AIM: Take each line containing "niniejszym" and report it exactly as written.
++++++
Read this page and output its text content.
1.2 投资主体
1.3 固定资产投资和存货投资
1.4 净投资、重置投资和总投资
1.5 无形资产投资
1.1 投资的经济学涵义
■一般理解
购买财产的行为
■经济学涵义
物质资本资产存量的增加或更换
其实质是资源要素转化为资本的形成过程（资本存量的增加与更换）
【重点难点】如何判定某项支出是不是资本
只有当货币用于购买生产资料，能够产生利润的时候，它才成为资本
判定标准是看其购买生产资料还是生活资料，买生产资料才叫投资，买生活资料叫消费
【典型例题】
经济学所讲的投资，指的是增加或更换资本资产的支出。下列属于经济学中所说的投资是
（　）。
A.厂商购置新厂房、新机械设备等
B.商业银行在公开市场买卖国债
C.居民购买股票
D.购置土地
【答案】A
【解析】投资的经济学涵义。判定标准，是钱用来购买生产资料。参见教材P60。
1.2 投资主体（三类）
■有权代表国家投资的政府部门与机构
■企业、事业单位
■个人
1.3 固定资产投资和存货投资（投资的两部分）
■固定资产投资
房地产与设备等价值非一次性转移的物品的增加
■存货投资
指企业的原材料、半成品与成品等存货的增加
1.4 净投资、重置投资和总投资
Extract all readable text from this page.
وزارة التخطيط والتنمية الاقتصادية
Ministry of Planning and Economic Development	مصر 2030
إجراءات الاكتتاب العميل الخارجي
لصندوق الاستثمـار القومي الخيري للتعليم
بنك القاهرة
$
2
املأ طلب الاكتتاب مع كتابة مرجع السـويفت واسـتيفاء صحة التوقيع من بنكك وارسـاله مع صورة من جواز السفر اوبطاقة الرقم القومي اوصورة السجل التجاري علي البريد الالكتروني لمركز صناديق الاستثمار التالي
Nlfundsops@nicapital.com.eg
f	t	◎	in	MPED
++++++
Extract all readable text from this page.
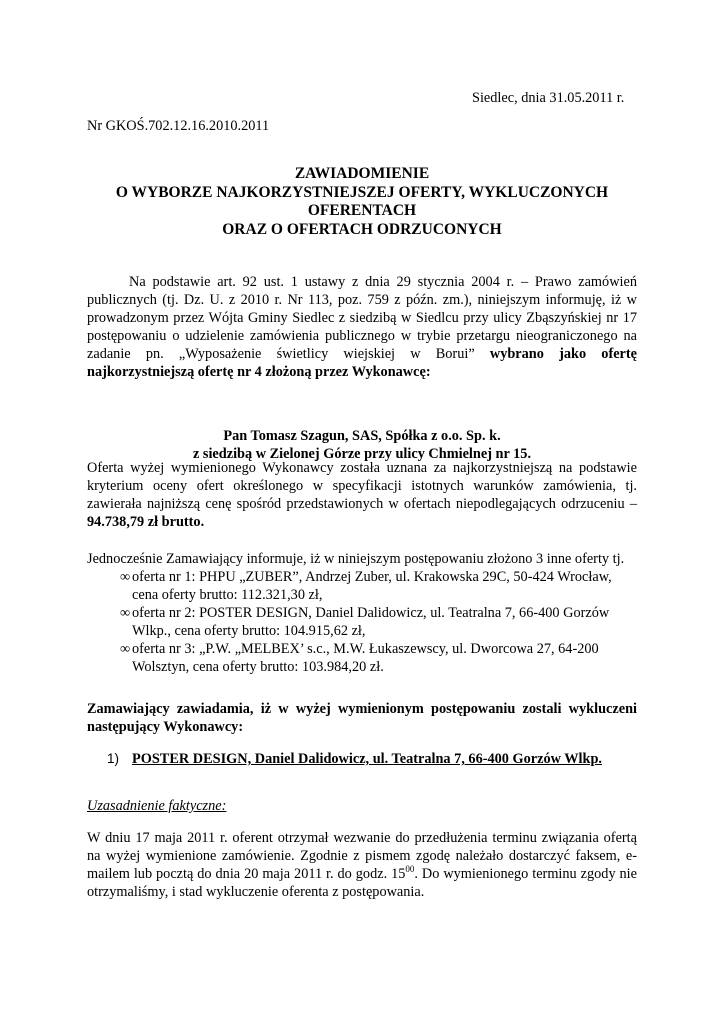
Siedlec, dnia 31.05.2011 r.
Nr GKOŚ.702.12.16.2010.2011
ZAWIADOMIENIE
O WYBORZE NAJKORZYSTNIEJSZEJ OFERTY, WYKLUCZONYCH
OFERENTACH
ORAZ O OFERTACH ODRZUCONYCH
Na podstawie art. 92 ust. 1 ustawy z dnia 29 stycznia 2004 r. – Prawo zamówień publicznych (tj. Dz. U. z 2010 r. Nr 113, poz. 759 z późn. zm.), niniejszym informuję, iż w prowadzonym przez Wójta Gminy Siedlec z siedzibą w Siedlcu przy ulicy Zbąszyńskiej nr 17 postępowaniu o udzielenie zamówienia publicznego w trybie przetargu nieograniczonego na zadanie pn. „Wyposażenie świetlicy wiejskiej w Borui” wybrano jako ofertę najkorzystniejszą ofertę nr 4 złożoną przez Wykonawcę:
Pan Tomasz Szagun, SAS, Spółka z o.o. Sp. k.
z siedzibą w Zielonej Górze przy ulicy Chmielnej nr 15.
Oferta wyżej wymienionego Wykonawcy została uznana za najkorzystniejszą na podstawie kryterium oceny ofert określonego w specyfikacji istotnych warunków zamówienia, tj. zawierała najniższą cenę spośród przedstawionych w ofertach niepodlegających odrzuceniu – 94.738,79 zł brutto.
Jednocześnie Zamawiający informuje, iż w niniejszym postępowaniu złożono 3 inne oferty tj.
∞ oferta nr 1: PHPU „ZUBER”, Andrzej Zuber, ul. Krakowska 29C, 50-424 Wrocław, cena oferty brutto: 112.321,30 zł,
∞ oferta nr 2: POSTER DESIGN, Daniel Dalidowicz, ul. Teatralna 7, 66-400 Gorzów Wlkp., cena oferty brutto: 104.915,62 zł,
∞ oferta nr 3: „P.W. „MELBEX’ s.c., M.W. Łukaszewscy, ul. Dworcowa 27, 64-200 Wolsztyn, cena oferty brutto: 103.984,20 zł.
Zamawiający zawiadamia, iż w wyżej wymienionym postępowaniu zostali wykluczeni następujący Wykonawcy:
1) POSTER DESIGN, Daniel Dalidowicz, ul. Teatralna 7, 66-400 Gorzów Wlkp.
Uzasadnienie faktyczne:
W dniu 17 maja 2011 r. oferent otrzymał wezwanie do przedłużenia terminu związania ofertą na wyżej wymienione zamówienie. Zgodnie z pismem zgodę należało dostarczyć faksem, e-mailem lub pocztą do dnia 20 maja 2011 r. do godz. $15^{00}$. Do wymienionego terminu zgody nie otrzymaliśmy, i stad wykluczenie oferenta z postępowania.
++++++
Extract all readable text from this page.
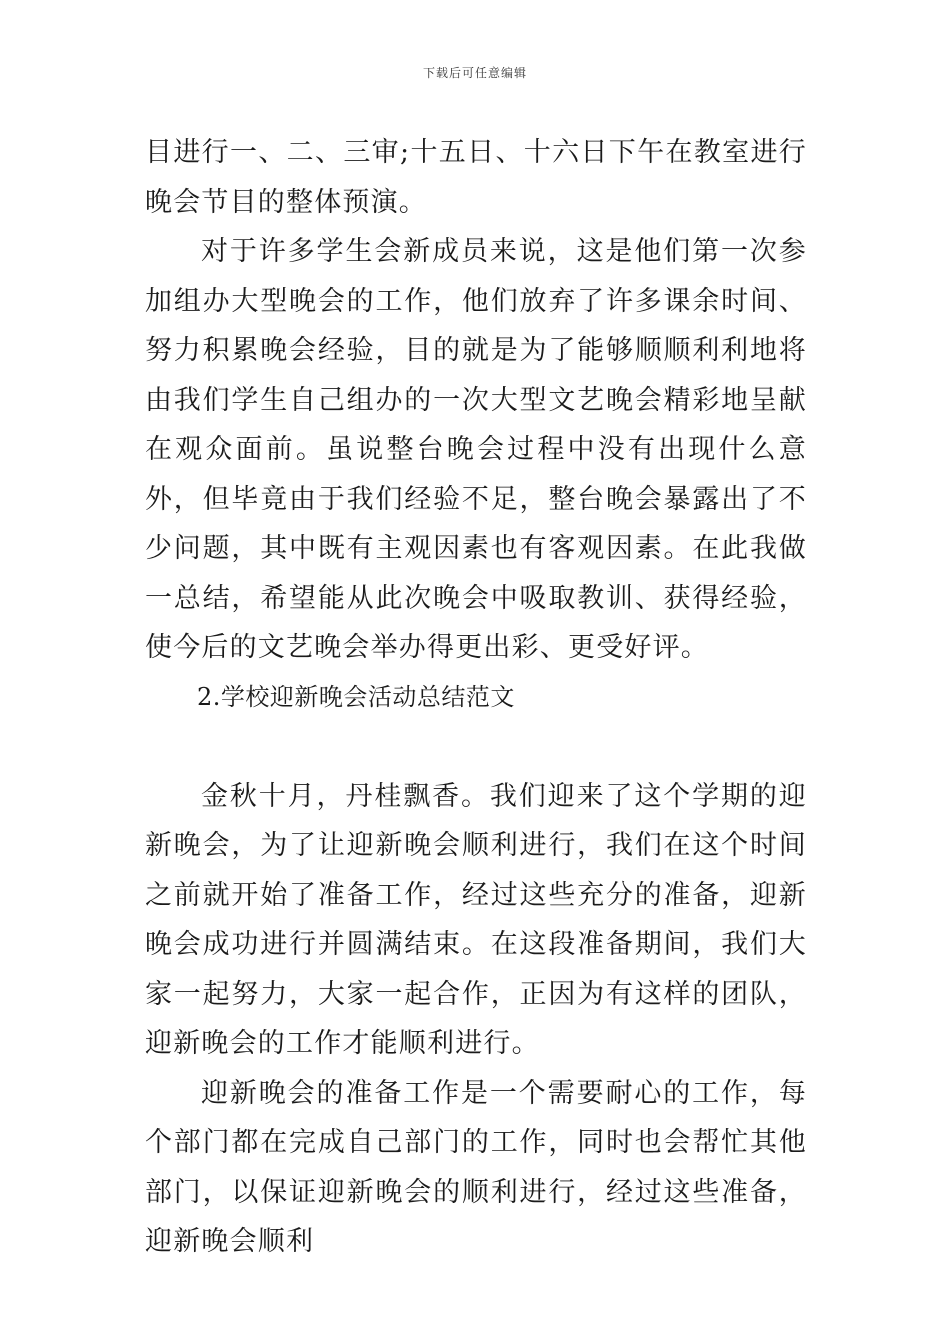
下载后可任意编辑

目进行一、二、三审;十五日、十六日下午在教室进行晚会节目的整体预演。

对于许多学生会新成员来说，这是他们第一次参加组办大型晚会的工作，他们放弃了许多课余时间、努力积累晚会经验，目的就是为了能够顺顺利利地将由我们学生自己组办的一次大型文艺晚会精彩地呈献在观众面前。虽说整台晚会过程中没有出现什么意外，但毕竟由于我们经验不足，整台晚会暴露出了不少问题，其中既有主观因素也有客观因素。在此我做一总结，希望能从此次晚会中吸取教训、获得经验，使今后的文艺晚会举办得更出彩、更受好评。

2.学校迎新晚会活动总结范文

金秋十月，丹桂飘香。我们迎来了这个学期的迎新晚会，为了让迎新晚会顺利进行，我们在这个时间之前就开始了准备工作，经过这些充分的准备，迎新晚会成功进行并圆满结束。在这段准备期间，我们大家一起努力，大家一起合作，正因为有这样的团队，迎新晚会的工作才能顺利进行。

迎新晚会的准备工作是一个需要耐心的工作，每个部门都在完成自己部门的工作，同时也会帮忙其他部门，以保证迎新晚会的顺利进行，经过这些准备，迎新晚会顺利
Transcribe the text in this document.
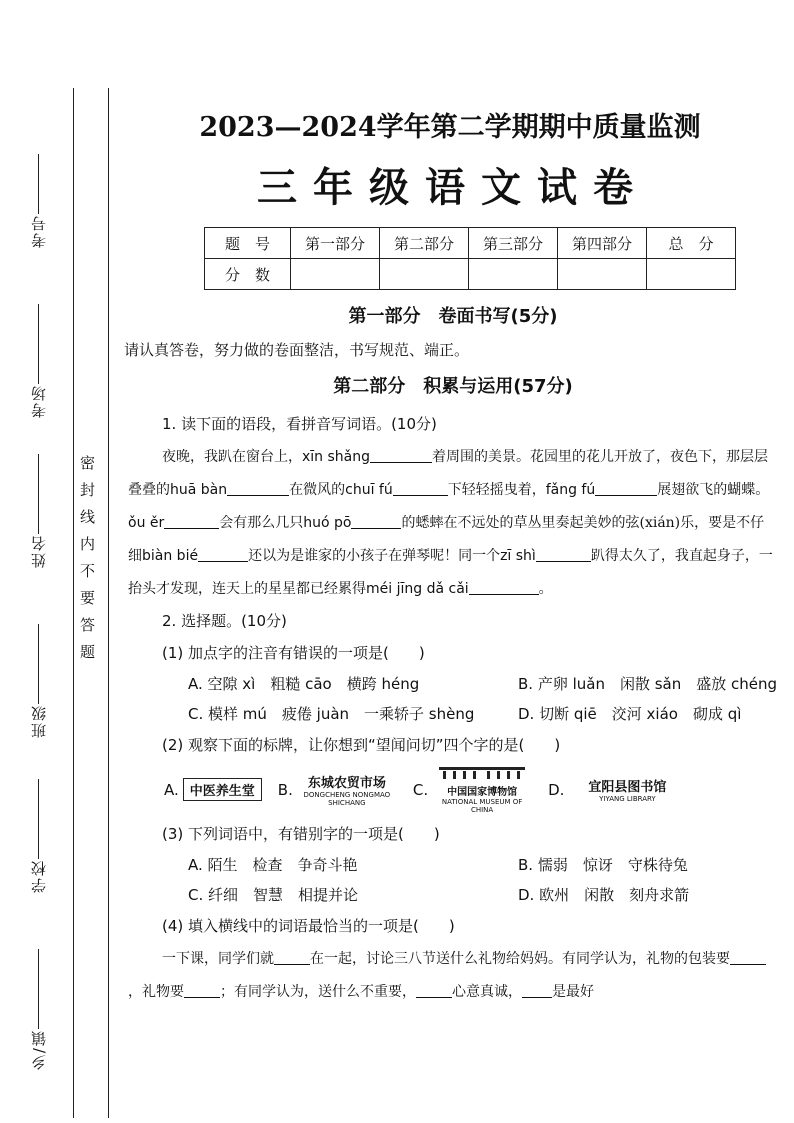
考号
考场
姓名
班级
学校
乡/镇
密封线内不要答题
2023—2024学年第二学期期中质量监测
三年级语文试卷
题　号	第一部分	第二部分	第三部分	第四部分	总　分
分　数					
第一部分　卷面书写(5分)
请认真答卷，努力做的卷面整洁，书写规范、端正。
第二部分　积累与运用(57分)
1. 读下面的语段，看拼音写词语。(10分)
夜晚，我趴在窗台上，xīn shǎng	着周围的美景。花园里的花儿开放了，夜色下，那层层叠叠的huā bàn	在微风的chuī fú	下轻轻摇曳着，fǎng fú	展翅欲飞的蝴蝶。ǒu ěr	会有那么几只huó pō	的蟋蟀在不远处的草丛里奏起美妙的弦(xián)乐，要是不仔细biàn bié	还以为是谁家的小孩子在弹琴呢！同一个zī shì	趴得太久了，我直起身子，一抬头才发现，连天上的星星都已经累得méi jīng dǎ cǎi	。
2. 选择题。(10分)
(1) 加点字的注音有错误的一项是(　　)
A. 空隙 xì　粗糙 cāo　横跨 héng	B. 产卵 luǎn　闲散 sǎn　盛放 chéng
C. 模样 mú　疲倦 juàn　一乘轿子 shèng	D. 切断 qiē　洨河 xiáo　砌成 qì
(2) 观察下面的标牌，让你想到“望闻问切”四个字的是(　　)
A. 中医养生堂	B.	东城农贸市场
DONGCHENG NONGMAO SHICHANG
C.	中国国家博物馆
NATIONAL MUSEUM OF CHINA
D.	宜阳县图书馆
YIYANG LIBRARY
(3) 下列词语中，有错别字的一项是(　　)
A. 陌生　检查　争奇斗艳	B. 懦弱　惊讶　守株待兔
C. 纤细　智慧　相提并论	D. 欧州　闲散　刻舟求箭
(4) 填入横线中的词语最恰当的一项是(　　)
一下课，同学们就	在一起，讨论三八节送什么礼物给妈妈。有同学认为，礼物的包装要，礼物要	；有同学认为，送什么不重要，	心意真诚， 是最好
++++++
REPLY:
Na podstawie art. 92 ust. 1 ustawy z dnia 29 stycznia 2004 r. – Prawo zamówień publicznych (tj. Dz. U. z 2010 r. Nr 113, poz. 759 z późn. zm.), niniejszym informuję, iż w prowadzonym przez Wójta Gminy Siedlec z siedzibą w Siedlcu przy ulicy Zbąszyńskiej nr 17 postępowaniu o udzielenie zamówienia publicznego w trybie przetargu nieograniczonego na zadanie pn. „Wyposażenie świetlicy wiejskiej w Borui” wybrano jako ofertę najkorzystniejszą ofertę nr 4 złożoną przez Wykonawcę:
Jednocześnie Zamawiający informuje, iż w niniejszym postępowaniu złożono 3 inne oferty tj.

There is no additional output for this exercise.